> **Set exercise**: Identify all lines of the data containing the string "заочный" and copy them.

(Data records)

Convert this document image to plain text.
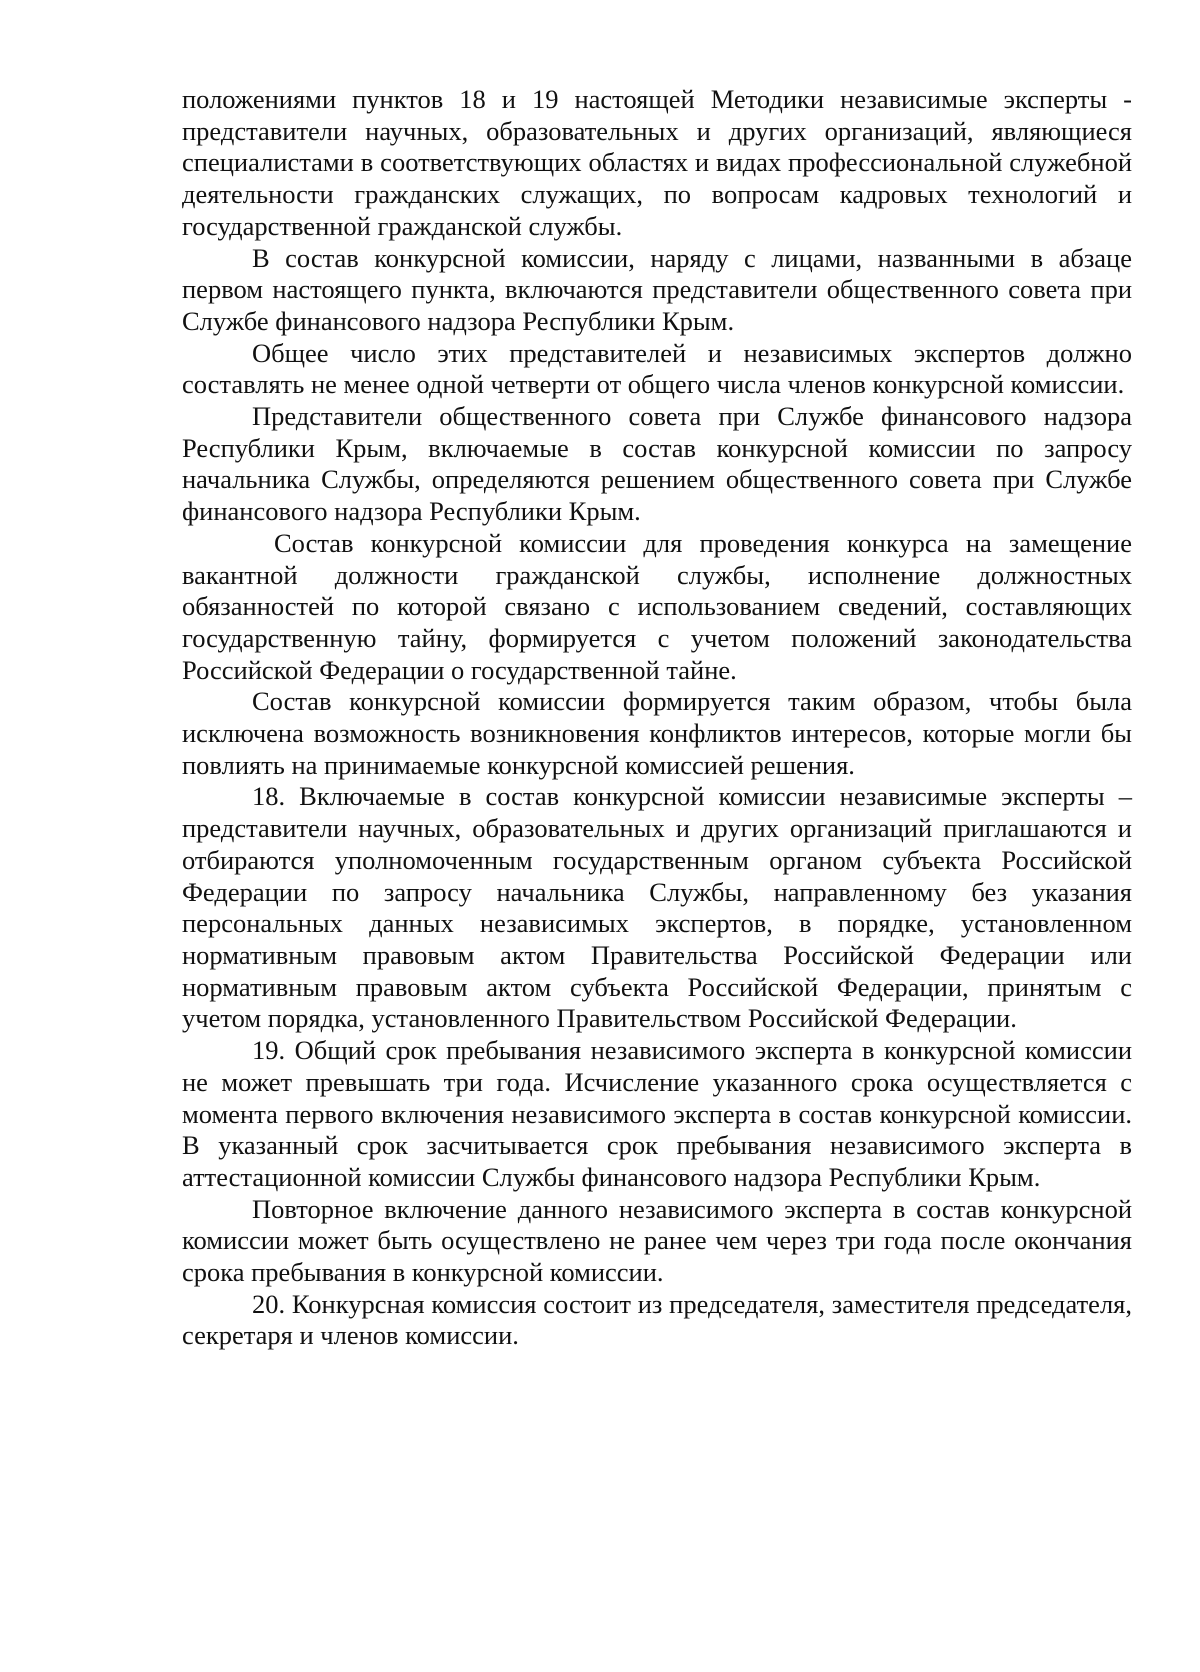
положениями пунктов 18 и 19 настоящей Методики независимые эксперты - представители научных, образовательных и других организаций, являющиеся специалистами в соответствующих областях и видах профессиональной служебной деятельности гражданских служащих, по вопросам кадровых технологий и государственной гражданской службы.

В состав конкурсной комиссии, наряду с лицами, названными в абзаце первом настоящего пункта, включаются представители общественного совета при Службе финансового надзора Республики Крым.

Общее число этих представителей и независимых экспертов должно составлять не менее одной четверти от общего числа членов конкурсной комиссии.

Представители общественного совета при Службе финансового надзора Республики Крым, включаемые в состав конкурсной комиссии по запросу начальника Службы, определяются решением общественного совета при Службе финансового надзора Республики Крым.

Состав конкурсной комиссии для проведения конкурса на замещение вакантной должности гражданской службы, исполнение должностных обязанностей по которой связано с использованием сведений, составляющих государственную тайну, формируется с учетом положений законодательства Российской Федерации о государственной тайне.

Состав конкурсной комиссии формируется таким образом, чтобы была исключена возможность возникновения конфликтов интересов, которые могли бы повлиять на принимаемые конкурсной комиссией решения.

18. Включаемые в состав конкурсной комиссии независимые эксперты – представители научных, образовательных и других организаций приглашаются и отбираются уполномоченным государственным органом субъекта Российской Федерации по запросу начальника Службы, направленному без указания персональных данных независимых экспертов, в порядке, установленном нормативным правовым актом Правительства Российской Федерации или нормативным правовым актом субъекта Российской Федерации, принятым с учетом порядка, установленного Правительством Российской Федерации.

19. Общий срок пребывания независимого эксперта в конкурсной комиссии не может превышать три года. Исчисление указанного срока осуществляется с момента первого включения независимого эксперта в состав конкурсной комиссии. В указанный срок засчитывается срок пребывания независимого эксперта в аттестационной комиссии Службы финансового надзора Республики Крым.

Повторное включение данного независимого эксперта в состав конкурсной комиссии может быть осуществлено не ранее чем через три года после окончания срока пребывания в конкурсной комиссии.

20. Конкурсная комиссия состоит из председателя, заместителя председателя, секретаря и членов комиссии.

---

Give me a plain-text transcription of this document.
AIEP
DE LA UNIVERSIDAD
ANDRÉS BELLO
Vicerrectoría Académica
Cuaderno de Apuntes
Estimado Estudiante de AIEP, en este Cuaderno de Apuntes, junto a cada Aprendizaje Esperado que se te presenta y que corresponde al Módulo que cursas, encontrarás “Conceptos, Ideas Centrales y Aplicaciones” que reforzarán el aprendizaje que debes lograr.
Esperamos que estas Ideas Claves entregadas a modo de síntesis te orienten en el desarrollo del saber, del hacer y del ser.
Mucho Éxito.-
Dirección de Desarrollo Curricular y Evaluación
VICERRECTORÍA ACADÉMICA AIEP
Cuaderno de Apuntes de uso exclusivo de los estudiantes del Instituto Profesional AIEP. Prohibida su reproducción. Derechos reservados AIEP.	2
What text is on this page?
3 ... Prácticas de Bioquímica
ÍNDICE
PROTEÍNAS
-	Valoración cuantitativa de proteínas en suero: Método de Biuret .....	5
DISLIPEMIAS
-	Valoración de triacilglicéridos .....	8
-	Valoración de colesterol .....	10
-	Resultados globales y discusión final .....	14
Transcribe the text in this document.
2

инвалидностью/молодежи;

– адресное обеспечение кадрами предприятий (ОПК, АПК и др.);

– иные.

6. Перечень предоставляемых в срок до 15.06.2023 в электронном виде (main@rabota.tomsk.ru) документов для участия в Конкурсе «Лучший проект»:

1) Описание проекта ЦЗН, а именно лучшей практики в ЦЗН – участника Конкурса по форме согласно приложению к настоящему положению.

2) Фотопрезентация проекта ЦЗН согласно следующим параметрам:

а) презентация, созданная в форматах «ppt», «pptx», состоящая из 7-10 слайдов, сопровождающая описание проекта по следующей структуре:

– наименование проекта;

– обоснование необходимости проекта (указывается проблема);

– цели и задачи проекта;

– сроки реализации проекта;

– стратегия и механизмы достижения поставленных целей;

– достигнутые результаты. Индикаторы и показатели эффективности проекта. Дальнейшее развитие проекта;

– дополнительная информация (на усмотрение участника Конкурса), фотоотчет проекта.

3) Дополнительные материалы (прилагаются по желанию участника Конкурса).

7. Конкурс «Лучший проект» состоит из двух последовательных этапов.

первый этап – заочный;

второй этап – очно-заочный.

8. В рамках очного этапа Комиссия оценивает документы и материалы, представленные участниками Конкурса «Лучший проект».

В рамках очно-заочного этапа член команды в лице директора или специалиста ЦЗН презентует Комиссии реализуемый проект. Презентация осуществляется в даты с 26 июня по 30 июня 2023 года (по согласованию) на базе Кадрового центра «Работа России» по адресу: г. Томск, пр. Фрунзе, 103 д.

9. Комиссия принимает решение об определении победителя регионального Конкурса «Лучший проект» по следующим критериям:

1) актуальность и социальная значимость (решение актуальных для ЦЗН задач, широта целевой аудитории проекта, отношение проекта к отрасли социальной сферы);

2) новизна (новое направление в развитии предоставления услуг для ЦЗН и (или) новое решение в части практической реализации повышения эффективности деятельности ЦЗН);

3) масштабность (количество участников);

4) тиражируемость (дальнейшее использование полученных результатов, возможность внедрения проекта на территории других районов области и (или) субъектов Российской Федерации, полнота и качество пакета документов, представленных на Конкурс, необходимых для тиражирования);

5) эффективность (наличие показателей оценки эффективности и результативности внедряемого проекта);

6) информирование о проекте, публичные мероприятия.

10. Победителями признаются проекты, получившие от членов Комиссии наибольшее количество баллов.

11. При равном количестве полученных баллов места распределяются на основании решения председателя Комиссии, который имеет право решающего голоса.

> **Finished exercise**:
первый этап – заочный;
второй этап – очно-заочный.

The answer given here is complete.